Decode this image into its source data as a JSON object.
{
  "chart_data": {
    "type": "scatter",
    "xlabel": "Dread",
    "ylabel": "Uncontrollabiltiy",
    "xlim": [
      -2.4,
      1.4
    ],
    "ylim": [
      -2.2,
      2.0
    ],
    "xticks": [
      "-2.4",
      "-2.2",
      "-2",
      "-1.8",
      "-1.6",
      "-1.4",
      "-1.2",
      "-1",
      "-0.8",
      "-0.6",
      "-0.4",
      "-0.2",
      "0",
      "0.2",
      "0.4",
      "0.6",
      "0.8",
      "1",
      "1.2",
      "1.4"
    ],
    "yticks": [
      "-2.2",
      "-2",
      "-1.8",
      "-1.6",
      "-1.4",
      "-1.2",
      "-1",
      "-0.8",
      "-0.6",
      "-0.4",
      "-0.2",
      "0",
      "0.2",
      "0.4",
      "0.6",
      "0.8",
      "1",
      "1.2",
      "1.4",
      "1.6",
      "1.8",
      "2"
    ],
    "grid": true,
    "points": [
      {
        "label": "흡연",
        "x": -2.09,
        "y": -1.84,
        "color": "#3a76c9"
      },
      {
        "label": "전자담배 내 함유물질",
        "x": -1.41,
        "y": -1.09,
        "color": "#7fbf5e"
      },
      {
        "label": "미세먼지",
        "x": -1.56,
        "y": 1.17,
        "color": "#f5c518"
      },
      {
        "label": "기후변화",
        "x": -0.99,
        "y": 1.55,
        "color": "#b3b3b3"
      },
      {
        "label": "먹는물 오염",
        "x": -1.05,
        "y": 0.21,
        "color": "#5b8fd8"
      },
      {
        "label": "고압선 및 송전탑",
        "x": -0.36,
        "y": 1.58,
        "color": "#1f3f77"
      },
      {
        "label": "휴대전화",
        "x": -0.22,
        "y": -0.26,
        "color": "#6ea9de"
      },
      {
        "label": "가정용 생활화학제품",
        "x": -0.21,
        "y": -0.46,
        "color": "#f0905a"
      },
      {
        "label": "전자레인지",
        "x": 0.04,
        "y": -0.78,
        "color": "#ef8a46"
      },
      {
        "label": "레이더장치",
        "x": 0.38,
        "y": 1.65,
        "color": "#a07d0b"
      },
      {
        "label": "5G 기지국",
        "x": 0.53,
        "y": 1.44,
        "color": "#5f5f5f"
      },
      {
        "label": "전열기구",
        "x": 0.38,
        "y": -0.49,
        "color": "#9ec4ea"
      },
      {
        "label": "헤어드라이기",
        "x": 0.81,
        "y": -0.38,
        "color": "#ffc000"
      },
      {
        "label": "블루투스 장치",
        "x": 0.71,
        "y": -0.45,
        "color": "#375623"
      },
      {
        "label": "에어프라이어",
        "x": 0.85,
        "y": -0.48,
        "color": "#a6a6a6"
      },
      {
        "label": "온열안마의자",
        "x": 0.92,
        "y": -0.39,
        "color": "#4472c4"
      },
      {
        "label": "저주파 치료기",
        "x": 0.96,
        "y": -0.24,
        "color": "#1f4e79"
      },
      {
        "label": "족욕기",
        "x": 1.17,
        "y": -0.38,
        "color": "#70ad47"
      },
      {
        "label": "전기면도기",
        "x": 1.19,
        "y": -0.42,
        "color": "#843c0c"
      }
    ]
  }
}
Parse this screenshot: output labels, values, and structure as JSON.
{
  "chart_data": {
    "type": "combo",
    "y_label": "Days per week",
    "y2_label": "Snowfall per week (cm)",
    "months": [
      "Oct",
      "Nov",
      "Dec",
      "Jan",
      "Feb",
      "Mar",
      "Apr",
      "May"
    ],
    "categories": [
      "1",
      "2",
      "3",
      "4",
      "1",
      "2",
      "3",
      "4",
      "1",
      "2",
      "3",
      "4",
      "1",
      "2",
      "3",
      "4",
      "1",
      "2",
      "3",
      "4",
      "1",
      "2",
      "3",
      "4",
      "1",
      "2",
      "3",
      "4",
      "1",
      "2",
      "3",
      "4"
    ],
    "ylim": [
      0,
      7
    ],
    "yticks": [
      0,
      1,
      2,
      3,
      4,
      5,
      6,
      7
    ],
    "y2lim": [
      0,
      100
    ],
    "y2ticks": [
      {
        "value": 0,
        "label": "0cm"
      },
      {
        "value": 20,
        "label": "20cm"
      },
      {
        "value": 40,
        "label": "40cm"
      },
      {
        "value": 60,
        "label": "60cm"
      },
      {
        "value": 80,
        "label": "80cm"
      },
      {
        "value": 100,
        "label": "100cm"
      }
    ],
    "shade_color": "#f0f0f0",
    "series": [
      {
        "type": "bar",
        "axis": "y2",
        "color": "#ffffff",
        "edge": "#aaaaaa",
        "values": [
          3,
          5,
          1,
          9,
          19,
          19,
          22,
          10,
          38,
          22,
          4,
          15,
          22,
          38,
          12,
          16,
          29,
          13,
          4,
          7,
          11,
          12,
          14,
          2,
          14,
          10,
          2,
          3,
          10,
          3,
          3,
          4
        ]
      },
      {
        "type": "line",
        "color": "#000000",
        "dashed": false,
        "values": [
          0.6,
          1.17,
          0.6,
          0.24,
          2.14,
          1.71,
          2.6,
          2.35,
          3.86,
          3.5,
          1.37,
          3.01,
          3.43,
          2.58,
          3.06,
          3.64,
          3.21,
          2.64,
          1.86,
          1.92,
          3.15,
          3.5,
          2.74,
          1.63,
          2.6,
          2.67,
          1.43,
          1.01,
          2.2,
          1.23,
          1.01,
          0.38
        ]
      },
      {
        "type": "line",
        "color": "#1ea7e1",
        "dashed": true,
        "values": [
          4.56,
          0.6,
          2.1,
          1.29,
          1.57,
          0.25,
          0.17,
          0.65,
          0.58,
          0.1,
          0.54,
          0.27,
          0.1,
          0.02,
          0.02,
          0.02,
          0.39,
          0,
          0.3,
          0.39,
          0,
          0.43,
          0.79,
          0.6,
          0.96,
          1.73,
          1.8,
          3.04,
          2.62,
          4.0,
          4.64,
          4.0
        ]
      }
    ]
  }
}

- - - -

Do this: Only the number is required: the count of lines containing the word "type".

The reply: 5